Aim:
Nothing in the records may be left out or altered; reproduce them all exactly.
========================================================================
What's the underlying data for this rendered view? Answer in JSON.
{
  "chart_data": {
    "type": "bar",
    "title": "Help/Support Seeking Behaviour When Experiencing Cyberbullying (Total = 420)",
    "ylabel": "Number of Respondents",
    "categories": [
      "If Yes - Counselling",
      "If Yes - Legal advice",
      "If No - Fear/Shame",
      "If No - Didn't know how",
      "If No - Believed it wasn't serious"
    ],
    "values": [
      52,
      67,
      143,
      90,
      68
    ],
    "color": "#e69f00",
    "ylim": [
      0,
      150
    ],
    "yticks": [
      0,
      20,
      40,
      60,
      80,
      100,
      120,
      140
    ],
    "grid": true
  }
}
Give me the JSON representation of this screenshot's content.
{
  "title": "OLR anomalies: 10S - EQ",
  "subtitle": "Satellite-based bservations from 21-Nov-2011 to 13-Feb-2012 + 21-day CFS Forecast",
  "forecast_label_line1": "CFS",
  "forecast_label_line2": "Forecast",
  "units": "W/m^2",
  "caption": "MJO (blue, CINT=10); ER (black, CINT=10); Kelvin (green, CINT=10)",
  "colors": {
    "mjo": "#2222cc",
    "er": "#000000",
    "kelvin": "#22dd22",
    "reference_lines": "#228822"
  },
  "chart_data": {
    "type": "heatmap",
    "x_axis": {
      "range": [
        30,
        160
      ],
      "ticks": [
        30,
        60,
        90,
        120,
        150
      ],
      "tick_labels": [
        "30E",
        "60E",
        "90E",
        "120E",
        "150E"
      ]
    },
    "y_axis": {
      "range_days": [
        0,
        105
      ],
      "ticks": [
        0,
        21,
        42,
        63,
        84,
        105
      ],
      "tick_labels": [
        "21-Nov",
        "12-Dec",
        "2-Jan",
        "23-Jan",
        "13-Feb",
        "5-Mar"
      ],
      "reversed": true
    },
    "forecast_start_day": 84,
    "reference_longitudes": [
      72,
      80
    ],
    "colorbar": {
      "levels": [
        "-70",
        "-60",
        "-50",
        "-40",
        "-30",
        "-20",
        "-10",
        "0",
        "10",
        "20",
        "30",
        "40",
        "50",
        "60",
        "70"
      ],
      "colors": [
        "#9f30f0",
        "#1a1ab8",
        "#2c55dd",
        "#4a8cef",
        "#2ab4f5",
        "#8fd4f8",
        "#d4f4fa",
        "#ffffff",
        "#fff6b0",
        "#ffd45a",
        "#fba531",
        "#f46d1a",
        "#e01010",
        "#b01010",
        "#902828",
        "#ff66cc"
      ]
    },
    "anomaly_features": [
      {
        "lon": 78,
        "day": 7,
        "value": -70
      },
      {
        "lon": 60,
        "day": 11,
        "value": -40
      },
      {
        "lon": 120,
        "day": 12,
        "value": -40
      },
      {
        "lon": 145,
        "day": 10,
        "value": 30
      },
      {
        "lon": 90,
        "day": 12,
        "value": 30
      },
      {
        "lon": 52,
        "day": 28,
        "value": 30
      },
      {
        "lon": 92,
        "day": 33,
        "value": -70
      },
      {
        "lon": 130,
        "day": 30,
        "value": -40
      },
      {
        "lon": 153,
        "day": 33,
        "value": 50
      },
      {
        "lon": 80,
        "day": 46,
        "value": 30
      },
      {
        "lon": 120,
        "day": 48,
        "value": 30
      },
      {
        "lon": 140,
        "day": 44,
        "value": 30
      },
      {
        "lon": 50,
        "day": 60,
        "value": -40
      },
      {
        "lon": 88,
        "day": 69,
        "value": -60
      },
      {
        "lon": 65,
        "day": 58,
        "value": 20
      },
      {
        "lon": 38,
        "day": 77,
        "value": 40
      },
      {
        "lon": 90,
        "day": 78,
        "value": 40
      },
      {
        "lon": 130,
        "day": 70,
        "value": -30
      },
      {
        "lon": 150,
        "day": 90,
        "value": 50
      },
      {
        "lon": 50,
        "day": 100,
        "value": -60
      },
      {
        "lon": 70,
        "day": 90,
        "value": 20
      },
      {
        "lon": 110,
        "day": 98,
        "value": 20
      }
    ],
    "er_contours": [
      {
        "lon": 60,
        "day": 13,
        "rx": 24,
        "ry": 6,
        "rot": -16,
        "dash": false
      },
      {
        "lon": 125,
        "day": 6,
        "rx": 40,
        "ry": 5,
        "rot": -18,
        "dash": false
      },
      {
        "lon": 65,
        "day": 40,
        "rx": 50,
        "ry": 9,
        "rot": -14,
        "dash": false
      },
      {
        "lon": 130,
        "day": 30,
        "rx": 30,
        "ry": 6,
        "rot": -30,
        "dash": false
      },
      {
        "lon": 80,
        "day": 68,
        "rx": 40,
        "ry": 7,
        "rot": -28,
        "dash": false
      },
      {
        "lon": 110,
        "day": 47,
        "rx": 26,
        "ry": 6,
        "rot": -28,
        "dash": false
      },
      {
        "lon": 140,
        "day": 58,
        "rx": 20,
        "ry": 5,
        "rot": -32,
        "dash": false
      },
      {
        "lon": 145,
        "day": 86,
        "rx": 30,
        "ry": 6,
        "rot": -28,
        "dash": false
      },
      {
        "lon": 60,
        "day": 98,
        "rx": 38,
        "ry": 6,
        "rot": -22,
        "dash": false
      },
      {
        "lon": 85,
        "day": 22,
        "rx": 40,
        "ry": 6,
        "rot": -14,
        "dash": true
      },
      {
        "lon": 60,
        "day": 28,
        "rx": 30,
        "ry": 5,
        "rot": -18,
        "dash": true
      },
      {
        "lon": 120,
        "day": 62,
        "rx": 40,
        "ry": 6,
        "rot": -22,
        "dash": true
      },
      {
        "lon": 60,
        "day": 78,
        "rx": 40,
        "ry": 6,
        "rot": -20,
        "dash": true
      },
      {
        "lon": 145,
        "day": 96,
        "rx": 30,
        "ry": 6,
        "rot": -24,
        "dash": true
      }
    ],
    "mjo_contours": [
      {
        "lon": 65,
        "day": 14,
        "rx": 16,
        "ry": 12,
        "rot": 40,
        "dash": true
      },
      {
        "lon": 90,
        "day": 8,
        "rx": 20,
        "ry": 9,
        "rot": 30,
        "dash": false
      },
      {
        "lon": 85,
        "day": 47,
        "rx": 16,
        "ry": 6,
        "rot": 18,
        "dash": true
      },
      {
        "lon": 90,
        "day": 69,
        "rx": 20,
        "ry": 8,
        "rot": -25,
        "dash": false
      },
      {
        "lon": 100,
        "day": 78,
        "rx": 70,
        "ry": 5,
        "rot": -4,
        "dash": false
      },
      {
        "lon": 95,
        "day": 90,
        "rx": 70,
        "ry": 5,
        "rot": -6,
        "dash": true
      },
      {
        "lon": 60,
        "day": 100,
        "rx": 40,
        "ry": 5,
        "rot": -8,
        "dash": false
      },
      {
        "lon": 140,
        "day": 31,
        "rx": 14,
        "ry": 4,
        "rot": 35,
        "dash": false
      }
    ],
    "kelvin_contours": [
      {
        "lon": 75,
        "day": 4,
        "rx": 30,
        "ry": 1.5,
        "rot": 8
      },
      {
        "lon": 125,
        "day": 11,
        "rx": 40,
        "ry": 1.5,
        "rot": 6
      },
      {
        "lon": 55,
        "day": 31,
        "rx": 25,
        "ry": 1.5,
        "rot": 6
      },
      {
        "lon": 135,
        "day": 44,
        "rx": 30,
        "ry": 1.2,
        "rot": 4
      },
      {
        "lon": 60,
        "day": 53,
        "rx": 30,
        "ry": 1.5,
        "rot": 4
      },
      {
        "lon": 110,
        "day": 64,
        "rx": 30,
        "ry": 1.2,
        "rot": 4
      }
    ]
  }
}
========================================================================
Answer below:
What's the underlying data for this rendered view? Answer in JSON.
{
  "chart_data": {
    "type": "bar",
    "title": "Help/Support Seeking Behaviour When Experiencing Cyberbullying (Total = 420)",
    "ylabel": "Number of Respondents",
    "categories": [
      "If Yes - Counselling",
      "If Yes - Legal advice",
      "If No - Fear/Shame",
      "If No - Didn't know how",
      "If No - Believed it wasn't serious"
    ],
    "values": [
      52,
      67,
      143,
      90,
      68
    ],
    "color": "#e69f00",
    "ylim": [
      0,
      150
    ],
    "yticks": [
      0,
      20,
      40,
      60,
      80,
      100,
      120,
      140
    ],
    "grid": true
  }
}
Give me the JSON representation of this screenshot's content.
{
  "title": "OLR anomalies: 10S - EQ",
  "subtitle": "Satellite-based bservations from 21-Nov-2011 to 13-Feb-2012 + 21-day CFS Forecast",
  "forecast_label_line1": "CFS",
  "forecast_label_line2": "Forecast",
  "units": "W/m^2",
  "caption": "MJO (blue, CINT=10); ER (black, CINT=10); Kelvin (green, CINT=10)",
  "colors": {
    "mjo": "#2222cc",
    "er": "#000000",
    "kelvin": "#22dd22",
    "reference_lines": "#228822"
  },
  "chart_data": {
    "type": "heatmap",
    "x_axis": {
      "range": [
        30,
        160
      ],
      "ticks": [
        30,
        60,
        90,
        120,
        150
      ],
      "tick_labels": [
        "30E",
        "60E",
        "90E",
        "120E",
        "150E"
      ]
    },
    "y_axis": {
      "range_days": [
        0,
        105
      ],
      "ticks": [
        0,
        21,
        42,
        63,
        84,
        105
      ],
      "tick_labels": [
        "21-Nov",
        "12-Dec",
        "2-Jan",
        "23-Jan",
        "13-Feb",
        "5-Mar"
      ],
      "reversed": true
    },
    "forecast_start_day": 84,
    "reference_longitudes": [
      72,
      80
    ],
    "colorbar": {
      "levels": [
        "-70",
        "-60",
        "-50",
        "-40",
        "-30",
        "-20",
        "-10",
        "0",
        "10",
        "20",
        "30",
        "40",
        "50",
        "60",
        "70"
      ],
      "colors": [
        "#9f30f0",
        "#1a1ab8",
        "#2c55dd",
        "#4a8cef",
        "#2ab4f5",
        "#8fd4f8",
        "#d4f4fa",
        "#ffffff",
        "#fff6b0",
        "#ffd45a",
        "#fba531",
        "#f46d1a",
        "#e01010",
        "#b01010",
        "#902828",
        "#ff66cc"
      ]
    },
    "anomaly_features": [
      {
        "lon": 78,
        "day": 7,
        "value": -70
      },
      {
        "lon": 60,
        "day": 11,
        "value": -40
      },
      {
        "lon": 120,
        "day": 12,
        "value": -40
      },
      {
        "lon": 145,
        "day": 10,
        "value": 30
      },
      {
        "lon": 90,
        "day": 12,
        "value": 30
      },
      {
        "lon": 52,
        "day": 28,
        "value": 30
      },
      {
        "lon": 92,
        "day": 33,
        "value": -70
      },
      {
        "lon": 130,
        "day": 30,
        "value": -40
      },
      {
        "lon": 153,
        "day": 33,
        "value": 50
      },
      {
        "lon": 80,
        "day": 46,
        "value": 30
      },
      {
        "lon": 120,
        "day": 48,
        "value": 30
      },
      {
        "lon": 140,
        "day": 44,
        "value": 30
      },
      {
        "lon": 50,
        "day": 60,
        "value": -40
      },
      {
        "lon": 88,
        "day": 69,
        "value": -60
      },
      {
        "lon": 65,
        "day": 58,
        "value": 20
      },
      {
        "lon": 38,
        "day": 77,
        "value": 40
      },
      {
        "lon": 90,
        "day": 78,
        "value": 40
      },
      {
        "lon": 130,
        "day": 70,
        "value": -30
      },
      {
        "lon": 150,
        "day": 90,
        "value": 50
      },
      {
        "lon": 50,
        "day": 100,
        "value": -60
      },
      {
        "lon": 70,
        "day": 90,
        "value": 20
      },
      {
        "lon": 110,
        "day": 98,
        "value": 20
      }
    ],
    "er_contours": [
      {
        "lon": 60,
        "day": 13,
        "rx": 24,
        "ry": 6,
        "rot": -16,
        "dash": false
      },
      {
        "lon": 125,
        "day": 6,
        "rx": 40,
        "ry": 5,
        "rot": -18,
        "dash": false
      },
      {
        "lon": 65,
        "day": 40,
        "rx": 50,
        "ry": 9,
        "rot": -14,
        "dash": false
      },
      {
        "lon": 130,
        "day": 30,
        "rx": 30,
        "ry": 6,
        "rot": -30,
        "dash": false
      },
      {
        "lon": 80,
        "day": 68,
        "rx": 40,
        "ry": 7,
        "rot": -28,
        "dash": false
      },
      {
        "lon": 110,
        "day": 47,
        "rx": 26,
        "ry": 6,
        "rot": -28,
        "dash": false
      },
      {
        "lon": 140,
        "day": 58,
        "rx": 20,
        "ry": 5,
        "rot": -32,
        "dash": false
      },
      {
        "lon": 145,
        "day": 86,
        "rx": 30,
        "ry": 6,
        "rot": -28,
        "dash": false
      },
      {
        "lon": 60,
        "day": 98,
        "rx": 38,
        "ry": 6,
        "rot": -22,
        "dash": false
      },
      {
        "lon": 85,
        "day": 22,
        "rx": 40,
        "ry": 6,
        "rot": -14,
        "dash": true
      },
      {
        "lon": 60,
        "day": 28,
        "rx": 30,
        "ry": 5,
        "rot": -18,
        "dash": true
      },
      {
        "lon": 120,
        "day": 62,
        "rx": 40,
        "ry": 6,
        "rot": -22,
        "dash": true
      },
      {
        "lon": 60,
        "day": 78,
        "rx": 40,
        "ry": 6,
        "rot": -20,
        "dash": true
      },
      {
        "lon": 145,
        "day": 96,
        "rx": 30,
        "ry": 6,
        "rot": -24,
        "dash": true
      }
    ],
    "mjo_contours": [
      {
        "lon": 65,
        "day": 14,
        "rx": 16,
        "ry": 12,
        "rot": 40,
        "dash": true
      },
      {
        "lon": 90,
        "day": 8,
        "rx": 20,
        "ry": 9,
        "rot": 30,
        "dash": false
      },
      {
        "lon": 85,
        "day": 47,
        "rx": 16,
        "ry": 6,
        "rot": 18,
        "dash": true
      },
      {
        "lon": 90,
        "day": 69,
        "rx": 20,
        "ry": 8,
        "rot": -25,
        "dash": false
      },
      {
        "lon": 100,
        "day": 78,
        "rx": 70,
        "ry": 5,
        "rot": -4,
        "dash": false
      },
      {
        "lon": 95,
        "day": 90,
        "rx": 70,
        "ry": 5,
        "rot": -6,
        "dash": true
      },
      {
        "lon": 60,
        "day": 100,
        "rx": 40,
        "ry": 5,
        "rot": -8,
        "dash": false
      },
      {
        "lon": 140,
        "day": 31,
        "rx": 14,
        "ry": 4,
        "rot": 35,
        "dash": false
      }
    ],
    "kelvin_contours": [
      {
        "lon": 75,
        "day": 4,
        "rx": 30,
        "ry": 1.5,
        "rot": 8
      },
      {
        "lon": 125,
        "day": 11,
        "rx": 40,
        "ry": 1.5,
        "rot": 6
      },
      {
        "lon": 55,
        "day": 31,
        "rx": 25,
        "ry": 1.5,
        "rot": 6
      },
      {
        "lon": 135,
        "day": 44,
        "rx": 30,
        "ry": 1.2,
        "rot": 4
      },
      {
        "lon": 60,
        "day": 53,
        "rx": 30,
        "ry": 1.5,
        "rot": 4
      },
      {
        "lon": 110,
        "day": 64,
        "rx": 30,
        "ry": 1.2,
        "rot": 4
      }
    ]
  }
}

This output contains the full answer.